Exercise aim.
Across the entries below, how many lines contain the string "JSON"? Give only the count.

Extracted material.
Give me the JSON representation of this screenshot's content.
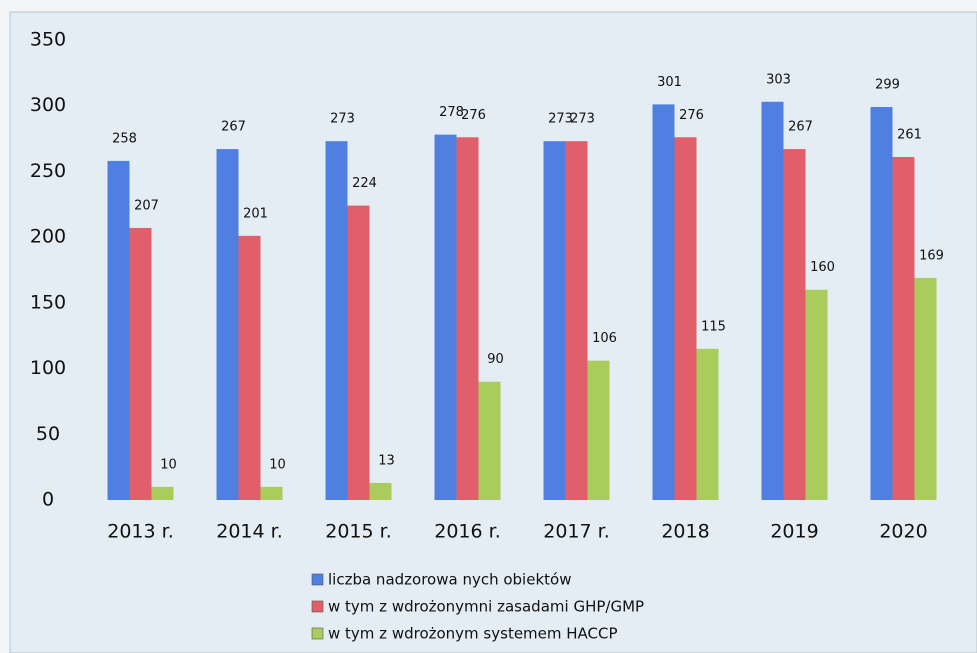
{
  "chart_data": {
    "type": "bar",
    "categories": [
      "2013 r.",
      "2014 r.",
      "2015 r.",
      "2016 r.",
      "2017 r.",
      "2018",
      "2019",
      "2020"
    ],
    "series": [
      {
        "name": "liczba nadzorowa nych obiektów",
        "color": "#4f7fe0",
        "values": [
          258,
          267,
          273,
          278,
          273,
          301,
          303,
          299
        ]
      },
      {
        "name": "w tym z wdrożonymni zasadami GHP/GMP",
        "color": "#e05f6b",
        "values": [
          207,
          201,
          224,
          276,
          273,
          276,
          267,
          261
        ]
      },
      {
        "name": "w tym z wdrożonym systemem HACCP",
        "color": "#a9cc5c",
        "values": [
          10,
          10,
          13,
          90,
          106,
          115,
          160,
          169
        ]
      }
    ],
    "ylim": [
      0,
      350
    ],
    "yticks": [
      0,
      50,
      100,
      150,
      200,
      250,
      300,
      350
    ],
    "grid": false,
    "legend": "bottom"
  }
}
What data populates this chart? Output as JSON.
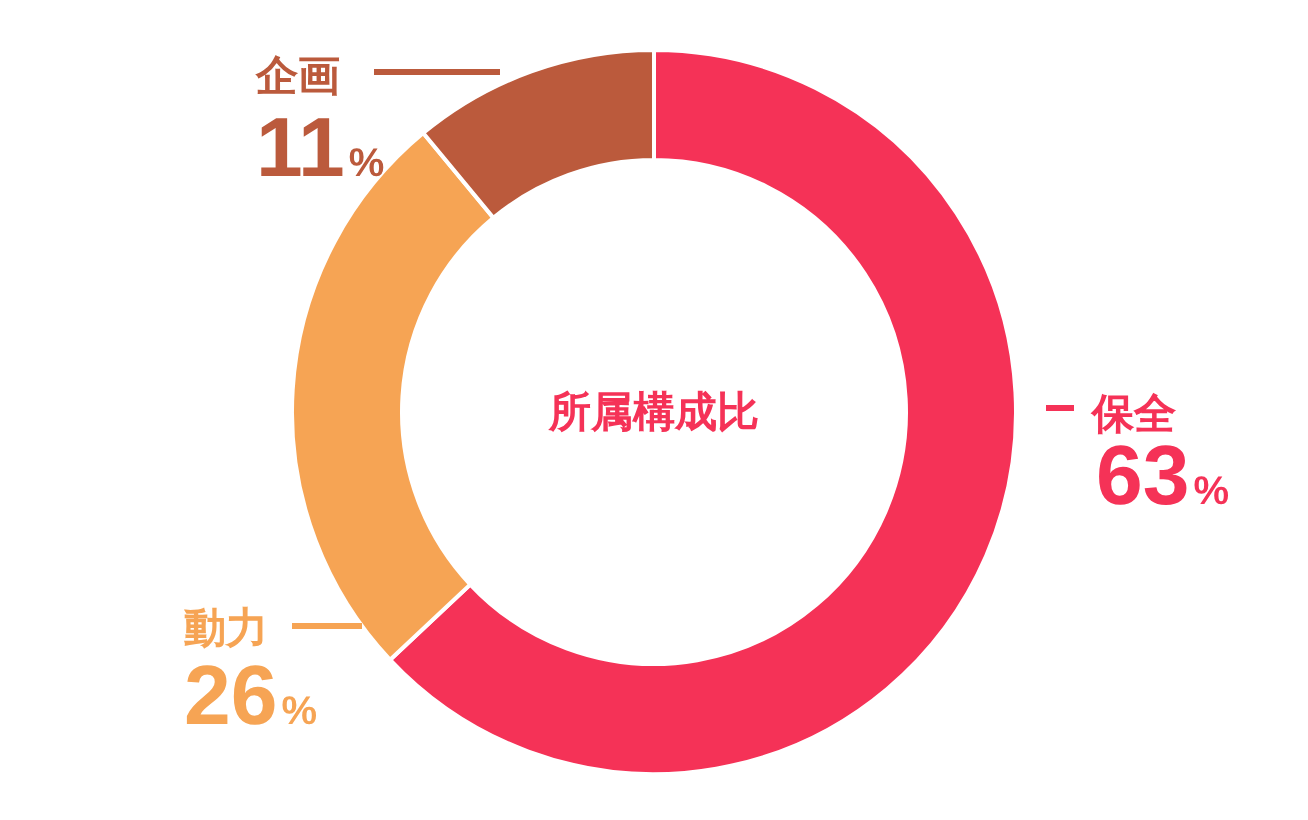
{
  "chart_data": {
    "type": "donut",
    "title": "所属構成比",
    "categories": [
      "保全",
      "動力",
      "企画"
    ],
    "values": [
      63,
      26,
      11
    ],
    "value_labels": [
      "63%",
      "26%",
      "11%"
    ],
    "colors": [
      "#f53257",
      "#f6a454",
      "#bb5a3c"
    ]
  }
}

Written solution.
2